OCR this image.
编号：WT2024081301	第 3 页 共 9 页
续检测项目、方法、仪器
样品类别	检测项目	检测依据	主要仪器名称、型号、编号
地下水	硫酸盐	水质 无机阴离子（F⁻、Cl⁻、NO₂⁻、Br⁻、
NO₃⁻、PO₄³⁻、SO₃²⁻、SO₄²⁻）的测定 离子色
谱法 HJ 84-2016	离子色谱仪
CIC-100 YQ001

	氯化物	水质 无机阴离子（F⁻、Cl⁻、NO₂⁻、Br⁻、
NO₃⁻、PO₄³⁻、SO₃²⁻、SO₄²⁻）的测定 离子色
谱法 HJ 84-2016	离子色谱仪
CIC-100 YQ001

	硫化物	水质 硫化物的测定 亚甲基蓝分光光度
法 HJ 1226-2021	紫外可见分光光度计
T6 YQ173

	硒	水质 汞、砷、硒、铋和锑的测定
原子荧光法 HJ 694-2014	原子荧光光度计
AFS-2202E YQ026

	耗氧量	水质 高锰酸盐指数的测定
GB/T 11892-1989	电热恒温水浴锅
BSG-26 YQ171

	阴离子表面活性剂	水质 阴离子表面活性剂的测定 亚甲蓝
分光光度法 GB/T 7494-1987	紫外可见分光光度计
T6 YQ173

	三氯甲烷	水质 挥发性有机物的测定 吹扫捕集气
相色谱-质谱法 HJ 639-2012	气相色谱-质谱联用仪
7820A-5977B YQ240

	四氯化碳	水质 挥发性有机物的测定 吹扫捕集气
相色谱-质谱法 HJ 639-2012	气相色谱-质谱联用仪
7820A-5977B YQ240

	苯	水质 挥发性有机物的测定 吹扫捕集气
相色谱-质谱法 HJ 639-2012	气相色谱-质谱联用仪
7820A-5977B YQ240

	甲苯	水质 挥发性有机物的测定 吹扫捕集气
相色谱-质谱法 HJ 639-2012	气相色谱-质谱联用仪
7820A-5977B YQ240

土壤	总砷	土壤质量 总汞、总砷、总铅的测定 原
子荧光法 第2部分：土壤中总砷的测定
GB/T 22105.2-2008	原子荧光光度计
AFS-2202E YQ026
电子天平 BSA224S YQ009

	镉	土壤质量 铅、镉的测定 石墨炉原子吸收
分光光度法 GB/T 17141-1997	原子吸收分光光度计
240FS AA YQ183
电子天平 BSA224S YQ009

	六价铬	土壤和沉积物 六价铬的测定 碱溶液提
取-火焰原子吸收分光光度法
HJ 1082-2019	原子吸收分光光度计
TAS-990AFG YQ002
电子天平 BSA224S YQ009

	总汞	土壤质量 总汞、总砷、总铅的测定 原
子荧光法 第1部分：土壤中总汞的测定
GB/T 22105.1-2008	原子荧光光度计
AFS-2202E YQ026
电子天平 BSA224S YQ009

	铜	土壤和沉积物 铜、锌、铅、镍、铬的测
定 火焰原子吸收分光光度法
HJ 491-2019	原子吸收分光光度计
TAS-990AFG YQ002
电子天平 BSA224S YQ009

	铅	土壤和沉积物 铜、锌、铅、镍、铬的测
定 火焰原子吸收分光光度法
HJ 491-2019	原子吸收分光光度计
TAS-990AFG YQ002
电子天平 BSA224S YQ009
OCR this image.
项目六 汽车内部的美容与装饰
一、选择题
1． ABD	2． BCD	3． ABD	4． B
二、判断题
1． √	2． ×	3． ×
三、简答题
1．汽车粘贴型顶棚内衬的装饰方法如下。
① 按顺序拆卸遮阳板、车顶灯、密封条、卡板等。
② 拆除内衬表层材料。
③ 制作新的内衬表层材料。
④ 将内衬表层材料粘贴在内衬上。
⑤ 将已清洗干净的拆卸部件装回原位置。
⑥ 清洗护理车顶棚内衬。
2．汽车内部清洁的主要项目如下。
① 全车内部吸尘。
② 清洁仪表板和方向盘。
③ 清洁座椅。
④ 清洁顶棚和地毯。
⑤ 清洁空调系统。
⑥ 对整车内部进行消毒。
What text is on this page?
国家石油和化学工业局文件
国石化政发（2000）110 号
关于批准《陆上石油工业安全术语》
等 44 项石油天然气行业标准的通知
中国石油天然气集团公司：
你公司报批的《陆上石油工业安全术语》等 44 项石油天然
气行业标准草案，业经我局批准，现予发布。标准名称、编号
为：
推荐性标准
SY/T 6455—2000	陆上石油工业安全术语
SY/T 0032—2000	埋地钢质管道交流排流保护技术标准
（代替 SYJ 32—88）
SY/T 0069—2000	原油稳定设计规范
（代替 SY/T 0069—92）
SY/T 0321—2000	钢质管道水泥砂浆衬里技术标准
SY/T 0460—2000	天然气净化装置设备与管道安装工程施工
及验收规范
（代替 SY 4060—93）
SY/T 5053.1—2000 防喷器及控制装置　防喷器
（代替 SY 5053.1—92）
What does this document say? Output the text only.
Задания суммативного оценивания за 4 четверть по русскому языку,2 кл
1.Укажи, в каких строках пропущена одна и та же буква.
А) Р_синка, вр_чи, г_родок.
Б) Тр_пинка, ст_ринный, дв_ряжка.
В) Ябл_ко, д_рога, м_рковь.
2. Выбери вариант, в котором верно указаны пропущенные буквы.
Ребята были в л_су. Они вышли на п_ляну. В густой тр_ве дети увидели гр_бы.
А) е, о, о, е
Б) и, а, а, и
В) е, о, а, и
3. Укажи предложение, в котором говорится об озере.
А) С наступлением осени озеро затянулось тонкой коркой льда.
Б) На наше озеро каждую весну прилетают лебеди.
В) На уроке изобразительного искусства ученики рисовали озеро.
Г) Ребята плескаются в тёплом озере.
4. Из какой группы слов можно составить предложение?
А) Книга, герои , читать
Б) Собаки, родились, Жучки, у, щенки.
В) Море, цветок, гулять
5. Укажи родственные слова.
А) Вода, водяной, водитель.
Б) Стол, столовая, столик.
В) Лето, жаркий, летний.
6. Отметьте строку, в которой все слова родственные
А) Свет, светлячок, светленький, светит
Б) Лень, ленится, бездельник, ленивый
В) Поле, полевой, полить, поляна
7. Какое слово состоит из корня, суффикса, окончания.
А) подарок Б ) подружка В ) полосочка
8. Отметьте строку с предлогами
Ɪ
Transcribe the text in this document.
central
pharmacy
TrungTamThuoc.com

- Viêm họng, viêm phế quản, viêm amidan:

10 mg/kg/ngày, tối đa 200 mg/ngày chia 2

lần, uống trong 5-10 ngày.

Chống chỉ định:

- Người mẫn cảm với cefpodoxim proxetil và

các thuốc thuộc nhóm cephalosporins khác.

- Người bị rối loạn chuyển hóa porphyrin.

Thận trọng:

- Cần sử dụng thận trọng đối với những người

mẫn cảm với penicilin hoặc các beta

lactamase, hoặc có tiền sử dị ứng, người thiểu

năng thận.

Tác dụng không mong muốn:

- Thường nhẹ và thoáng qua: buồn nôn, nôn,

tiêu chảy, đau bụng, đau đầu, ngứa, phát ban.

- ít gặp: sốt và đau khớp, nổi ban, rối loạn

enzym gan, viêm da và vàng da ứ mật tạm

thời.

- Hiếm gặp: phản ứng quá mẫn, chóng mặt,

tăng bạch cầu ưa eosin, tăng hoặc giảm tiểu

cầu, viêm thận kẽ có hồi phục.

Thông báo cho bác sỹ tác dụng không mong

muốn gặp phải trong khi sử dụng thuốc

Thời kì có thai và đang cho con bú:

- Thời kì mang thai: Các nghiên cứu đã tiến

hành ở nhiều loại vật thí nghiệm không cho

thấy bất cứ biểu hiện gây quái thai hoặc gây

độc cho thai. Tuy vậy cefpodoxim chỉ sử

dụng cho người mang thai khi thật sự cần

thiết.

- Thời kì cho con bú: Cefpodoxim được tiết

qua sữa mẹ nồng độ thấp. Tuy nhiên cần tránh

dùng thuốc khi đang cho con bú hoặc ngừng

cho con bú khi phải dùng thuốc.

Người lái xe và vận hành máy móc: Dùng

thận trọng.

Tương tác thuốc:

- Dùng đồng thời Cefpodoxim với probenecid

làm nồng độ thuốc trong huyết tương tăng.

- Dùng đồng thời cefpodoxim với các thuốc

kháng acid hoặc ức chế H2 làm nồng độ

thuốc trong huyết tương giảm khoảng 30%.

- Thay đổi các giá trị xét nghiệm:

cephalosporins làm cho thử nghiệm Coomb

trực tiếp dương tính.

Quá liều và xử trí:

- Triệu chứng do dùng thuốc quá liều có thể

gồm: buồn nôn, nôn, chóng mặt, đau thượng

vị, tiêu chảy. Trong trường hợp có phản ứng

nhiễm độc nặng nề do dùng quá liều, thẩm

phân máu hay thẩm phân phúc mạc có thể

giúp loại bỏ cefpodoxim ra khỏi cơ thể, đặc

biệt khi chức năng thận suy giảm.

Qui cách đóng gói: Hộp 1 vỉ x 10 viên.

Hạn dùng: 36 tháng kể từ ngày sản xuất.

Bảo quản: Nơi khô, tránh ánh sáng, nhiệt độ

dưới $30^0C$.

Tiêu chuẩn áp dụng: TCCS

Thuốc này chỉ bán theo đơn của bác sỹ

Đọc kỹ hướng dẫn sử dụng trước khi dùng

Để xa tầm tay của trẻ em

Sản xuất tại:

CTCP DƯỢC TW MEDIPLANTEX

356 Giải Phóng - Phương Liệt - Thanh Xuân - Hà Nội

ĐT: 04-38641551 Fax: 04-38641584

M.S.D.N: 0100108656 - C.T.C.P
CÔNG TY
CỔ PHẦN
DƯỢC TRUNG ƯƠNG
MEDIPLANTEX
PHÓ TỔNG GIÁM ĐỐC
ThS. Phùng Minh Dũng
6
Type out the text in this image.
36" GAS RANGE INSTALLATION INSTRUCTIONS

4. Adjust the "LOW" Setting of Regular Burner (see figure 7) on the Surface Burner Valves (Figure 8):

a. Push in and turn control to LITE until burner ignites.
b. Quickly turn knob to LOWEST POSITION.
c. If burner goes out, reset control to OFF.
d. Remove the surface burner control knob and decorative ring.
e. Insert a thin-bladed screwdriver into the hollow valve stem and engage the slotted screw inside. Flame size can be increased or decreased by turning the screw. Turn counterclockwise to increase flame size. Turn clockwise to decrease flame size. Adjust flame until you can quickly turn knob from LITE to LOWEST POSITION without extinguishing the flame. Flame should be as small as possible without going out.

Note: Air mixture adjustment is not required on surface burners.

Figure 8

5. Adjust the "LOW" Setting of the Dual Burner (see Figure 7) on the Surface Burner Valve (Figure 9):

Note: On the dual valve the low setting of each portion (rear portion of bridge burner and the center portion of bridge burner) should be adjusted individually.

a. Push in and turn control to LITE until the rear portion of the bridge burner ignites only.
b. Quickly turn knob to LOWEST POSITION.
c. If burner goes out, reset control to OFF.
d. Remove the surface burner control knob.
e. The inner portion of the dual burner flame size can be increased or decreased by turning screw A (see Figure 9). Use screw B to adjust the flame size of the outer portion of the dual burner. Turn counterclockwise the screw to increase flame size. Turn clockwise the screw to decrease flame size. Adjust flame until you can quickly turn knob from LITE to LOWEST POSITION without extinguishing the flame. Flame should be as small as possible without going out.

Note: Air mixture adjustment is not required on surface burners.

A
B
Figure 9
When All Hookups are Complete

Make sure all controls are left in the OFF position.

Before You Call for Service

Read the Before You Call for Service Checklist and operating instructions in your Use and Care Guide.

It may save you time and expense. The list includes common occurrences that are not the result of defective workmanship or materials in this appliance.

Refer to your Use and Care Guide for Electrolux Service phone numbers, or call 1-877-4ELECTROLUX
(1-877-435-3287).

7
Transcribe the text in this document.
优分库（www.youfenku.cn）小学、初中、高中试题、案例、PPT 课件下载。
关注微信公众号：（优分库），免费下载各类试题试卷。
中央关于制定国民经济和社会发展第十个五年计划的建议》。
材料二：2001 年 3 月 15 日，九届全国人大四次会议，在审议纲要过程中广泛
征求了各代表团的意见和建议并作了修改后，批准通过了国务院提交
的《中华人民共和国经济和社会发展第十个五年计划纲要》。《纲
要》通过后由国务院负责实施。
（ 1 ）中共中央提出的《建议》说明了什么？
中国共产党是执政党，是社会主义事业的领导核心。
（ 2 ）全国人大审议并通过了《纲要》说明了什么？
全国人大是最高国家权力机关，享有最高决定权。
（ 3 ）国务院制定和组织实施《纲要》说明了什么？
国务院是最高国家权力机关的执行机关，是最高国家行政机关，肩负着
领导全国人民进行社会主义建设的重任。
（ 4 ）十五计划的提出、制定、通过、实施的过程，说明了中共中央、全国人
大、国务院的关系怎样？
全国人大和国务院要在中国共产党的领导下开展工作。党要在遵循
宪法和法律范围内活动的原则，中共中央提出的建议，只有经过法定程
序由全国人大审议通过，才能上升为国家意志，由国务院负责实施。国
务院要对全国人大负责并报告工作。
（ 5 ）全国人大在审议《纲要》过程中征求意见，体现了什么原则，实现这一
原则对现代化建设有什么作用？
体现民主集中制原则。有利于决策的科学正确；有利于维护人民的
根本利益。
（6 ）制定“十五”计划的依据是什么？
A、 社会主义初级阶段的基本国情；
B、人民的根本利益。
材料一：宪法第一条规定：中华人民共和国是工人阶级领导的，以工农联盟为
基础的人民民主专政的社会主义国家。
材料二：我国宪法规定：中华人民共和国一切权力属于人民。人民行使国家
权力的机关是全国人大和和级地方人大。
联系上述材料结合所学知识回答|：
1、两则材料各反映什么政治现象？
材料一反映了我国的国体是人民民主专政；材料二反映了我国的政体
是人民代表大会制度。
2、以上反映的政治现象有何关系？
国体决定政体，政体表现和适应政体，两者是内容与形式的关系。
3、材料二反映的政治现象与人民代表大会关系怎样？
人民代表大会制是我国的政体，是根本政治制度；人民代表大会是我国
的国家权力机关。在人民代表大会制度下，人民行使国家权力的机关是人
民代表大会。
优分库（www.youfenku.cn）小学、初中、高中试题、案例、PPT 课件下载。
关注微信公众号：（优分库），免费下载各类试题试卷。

-=-=-

What you need to do: Report how many lines in the entries hold the string "loạn". Nothing but the number is wanted.

Task response: 2